● SUPPLIED RECORDS:
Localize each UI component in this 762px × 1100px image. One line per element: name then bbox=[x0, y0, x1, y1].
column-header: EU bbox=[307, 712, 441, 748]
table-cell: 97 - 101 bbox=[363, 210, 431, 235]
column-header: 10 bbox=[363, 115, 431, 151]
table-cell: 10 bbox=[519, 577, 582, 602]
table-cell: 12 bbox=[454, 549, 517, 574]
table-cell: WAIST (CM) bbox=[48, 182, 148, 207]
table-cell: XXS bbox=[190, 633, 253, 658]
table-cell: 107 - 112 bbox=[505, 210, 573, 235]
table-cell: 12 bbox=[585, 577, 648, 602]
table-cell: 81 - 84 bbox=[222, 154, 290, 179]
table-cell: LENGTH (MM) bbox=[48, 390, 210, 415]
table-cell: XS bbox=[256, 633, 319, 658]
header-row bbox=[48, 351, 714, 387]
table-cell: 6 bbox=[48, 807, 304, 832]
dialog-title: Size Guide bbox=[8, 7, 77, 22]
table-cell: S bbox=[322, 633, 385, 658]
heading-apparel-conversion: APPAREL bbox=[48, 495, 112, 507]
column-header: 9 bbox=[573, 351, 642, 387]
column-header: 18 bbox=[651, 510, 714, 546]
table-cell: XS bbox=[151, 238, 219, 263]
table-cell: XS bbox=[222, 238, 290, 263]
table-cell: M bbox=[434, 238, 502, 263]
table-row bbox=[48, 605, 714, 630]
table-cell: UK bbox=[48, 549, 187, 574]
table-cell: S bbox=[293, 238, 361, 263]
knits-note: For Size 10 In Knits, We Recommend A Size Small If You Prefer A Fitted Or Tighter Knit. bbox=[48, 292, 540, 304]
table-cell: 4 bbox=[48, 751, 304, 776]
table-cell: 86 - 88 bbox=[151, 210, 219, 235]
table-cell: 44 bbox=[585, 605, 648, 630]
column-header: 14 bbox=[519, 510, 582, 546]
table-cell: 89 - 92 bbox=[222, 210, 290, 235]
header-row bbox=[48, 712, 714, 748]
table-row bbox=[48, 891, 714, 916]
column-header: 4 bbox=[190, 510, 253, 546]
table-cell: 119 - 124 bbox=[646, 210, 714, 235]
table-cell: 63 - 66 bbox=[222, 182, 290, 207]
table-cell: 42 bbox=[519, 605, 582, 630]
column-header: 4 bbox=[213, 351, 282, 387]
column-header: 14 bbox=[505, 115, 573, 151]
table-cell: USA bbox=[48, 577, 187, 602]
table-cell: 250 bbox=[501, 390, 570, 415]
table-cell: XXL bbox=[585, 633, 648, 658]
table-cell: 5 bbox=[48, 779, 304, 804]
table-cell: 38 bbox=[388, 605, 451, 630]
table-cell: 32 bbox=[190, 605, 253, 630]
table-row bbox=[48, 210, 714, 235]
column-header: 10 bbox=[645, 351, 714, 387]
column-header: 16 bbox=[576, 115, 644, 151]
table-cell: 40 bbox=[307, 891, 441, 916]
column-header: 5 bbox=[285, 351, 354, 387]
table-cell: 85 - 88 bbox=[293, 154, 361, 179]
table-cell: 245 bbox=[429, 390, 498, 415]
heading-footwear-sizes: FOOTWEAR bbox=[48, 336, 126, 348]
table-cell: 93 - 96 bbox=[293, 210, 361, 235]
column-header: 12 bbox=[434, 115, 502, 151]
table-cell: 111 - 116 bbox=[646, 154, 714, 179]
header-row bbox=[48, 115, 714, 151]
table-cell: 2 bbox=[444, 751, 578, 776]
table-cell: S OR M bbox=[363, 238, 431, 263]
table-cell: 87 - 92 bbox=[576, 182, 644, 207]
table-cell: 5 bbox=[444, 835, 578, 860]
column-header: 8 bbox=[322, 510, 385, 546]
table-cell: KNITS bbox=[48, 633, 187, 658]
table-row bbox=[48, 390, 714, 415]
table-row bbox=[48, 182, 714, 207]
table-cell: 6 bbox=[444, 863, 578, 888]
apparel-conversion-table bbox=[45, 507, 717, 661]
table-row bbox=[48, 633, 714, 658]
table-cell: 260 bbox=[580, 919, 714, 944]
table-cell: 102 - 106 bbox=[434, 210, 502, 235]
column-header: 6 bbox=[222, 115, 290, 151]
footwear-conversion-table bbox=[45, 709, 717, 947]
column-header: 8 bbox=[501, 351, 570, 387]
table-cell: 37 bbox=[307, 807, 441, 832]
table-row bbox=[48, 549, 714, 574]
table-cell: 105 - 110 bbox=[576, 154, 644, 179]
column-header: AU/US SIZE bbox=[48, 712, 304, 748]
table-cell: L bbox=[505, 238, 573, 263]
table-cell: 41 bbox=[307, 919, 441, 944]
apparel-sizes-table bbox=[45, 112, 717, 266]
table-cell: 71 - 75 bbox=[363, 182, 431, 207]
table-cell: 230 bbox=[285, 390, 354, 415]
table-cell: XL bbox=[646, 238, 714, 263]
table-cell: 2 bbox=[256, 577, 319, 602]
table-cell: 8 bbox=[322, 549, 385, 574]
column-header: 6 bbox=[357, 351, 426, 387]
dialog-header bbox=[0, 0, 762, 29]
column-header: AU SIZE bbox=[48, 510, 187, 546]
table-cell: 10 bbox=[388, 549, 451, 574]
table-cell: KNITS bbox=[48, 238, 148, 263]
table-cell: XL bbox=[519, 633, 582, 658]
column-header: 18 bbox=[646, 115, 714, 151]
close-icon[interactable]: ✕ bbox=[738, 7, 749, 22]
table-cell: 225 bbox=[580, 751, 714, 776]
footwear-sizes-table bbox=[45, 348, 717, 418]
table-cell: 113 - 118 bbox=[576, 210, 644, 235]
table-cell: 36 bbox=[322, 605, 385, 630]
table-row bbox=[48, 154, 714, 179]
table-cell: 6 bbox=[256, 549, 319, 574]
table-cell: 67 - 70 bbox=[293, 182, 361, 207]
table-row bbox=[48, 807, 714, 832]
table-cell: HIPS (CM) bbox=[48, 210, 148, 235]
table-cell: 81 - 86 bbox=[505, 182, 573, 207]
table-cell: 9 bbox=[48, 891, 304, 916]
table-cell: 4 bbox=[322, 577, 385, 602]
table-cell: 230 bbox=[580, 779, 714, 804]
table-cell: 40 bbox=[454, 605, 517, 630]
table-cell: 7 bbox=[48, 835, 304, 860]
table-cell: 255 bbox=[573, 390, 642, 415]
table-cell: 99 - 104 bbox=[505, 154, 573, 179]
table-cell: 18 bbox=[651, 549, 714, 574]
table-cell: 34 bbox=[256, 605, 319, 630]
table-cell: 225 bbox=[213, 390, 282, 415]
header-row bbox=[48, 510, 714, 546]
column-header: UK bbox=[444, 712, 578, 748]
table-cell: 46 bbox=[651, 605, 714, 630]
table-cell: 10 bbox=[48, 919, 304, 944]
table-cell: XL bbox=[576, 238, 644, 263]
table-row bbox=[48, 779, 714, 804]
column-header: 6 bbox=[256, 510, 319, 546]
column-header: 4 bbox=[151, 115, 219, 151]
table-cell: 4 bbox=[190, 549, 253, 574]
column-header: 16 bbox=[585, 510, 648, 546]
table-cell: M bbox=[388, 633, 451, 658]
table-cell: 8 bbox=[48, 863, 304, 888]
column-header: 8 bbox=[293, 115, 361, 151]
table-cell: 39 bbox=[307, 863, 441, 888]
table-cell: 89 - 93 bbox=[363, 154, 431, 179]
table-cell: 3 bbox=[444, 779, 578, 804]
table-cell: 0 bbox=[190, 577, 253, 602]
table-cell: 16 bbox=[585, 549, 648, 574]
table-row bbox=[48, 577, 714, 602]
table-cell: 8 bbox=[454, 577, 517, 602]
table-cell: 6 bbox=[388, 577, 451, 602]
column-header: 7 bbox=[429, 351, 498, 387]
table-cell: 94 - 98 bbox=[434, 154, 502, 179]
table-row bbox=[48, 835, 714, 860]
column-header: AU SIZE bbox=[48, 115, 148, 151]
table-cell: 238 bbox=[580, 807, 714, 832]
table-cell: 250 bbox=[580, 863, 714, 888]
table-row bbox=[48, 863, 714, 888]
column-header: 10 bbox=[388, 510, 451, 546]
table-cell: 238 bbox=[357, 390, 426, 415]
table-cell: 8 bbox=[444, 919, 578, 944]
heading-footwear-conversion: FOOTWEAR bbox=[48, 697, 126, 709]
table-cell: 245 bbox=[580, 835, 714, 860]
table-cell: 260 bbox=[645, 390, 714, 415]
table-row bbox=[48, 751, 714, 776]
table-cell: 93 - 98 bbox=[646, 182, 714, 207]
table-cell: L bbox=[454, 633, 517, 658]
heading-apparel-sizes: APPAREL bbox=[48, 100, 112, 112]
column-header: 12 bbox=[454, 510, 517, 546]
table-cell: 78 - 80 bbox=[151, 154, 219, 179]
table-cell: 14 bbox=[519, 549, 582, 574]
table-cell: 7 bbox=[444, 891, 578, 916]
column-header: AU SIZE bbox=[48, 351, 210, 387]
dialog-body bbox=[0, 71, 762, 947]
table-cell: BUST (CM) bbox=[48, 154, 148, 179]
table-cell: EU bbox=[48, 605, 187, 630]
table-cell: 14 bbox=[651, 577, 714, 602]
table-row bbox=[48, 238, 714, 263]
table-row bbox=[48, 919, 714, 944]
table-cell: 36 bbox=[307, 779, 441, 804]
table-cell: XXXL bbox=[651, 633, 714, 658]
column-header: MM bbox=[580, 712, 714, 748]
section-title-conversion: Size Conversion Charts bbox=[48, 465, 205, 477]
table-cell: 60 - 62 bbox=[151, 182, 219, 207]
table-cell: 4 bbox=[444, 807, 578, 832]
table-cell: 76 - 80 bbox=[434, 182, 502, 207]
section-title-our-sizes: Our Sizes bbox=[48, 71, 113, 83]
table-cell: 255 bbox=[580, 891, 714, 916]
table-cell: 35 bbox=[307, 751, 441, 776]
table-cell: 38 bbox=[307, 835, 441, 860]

● WRITTEN REQUEST:
Reproduce the lines of the records from the first one through the line containing "table-cell: 107 - 112", inclusive, replacing every "column-header" with "header-cell" and leaving everything else unchanged.

● RESULT:
Localize each UI component in this 762px × 1100px image. One line per element: name then bbox=[x0, y0, x1, y1].
header-cell: EU bbox=[307, 712, 441, 748]
table-cell: 97 - 101 bbox=[363, 210, 431, 235]
header-cell: 10 bbox=[363, 115, 431, 151]
table-cell: 10 bbox=[519, 577, 582, 602]
table-cell: 12 bbox=[454, 549, 517, 574]
table-cell: WAIST (CM) bbox=[48, 182, 148, 207]
table-cell: XXS bbox=[190, 633, 253, 658]
table-cell: 107 - 112 bbox=[505, 210, 573, 235]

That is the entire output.